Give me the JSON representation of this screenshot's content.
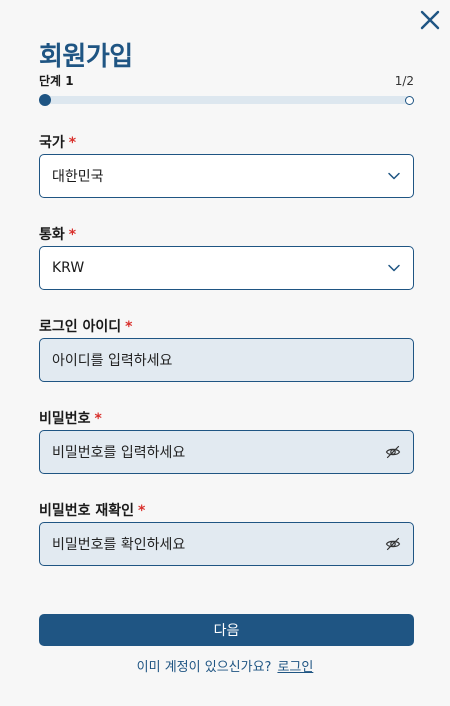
{
  "title": "회원가입",
  "step": {
    "label": "단계 1",
    "count": "1/2",
    "progress": 0
  },
  "fields": {
    "country": {
      "label": "국가",
      "required": "*",
      "value": "대한민국"
    },
    "currency": {
      "label": "통화",
      "required": "*",
      "value": "KRW"
    },
    "login_id": {
      "label": "로그인 아이디",
      "required": "*",
      "placeholder": "아이디를 입력하세요"
    },
    "password": {
      "label": "비밀번호",
      "required": "*",
      "placeholder": "비밀번호를 입력하세요"
    },
    "password_confirm": {
      "label": "비밀번호 재확인",
      "required": "*",
      "placeholder": "비밀번호를 확인하세요"
    }
  },
  "next_button": "다음",
  "footer": {
    "prompt": "이미 계정이 있으신가요?",
    "login_link": "로그인"
  },
  "icons": {
    "close": "close-icon",
    "chevron": "chevron-down-icon",
    "eye": "eye-off-icon"
  },
  "colors": {
    "primary": "#1f5583",
    "required": "#d9302c",
    "input_bg": "#e2eaf1",
    "page_bg": "#f7f7f7"
  }
}
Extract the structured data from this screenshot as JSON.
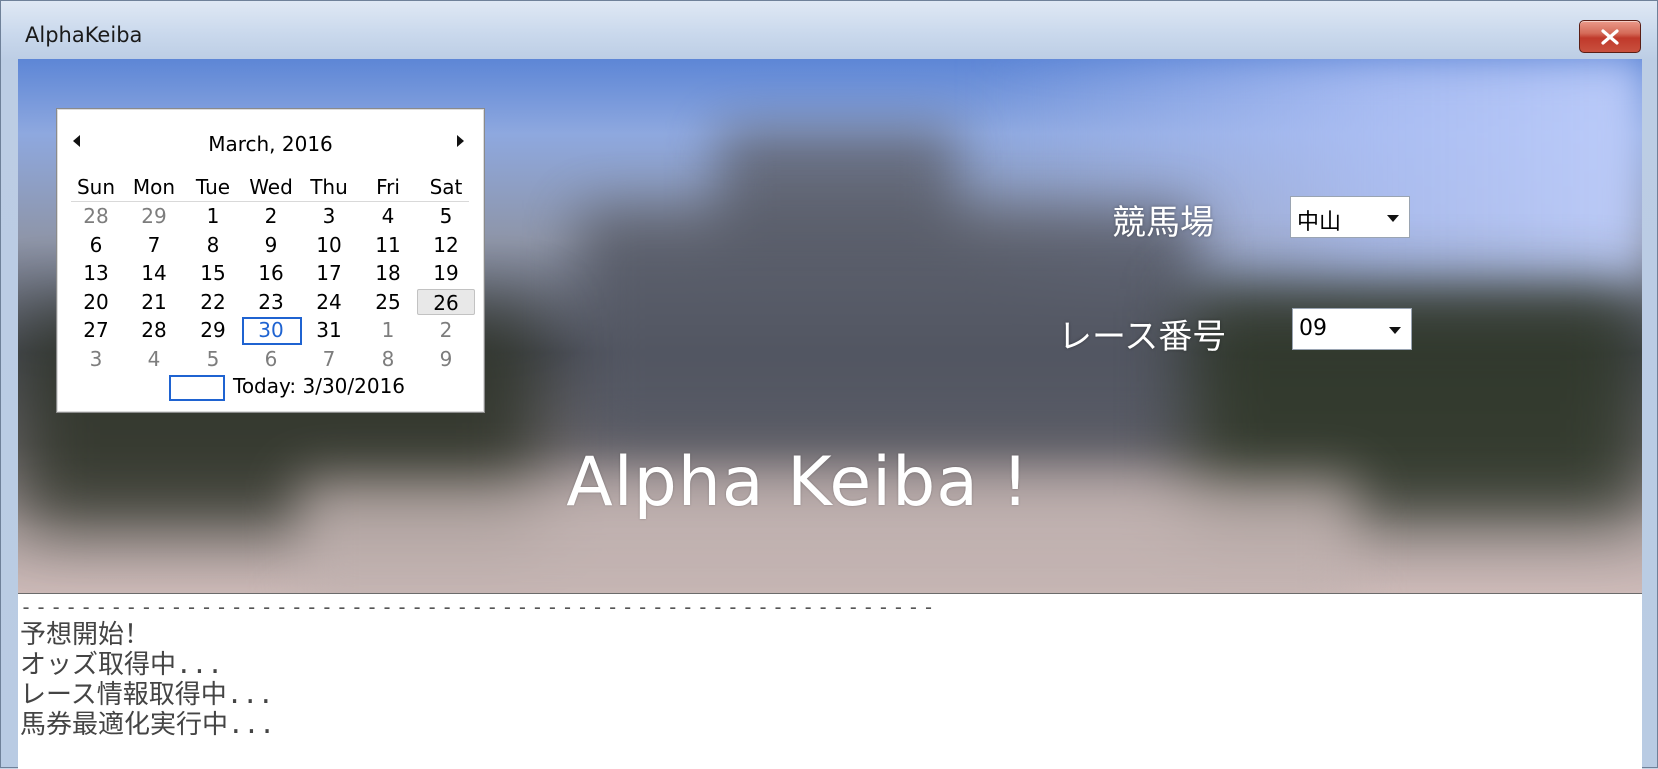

^^^^

Pull out every line containing "placeholder".

      "placeholder": "아이디를 입력하세요"
      "placeholder": "비밀번호를 입력하세요"
      "placeholder": "비밀번호를 확인하세요"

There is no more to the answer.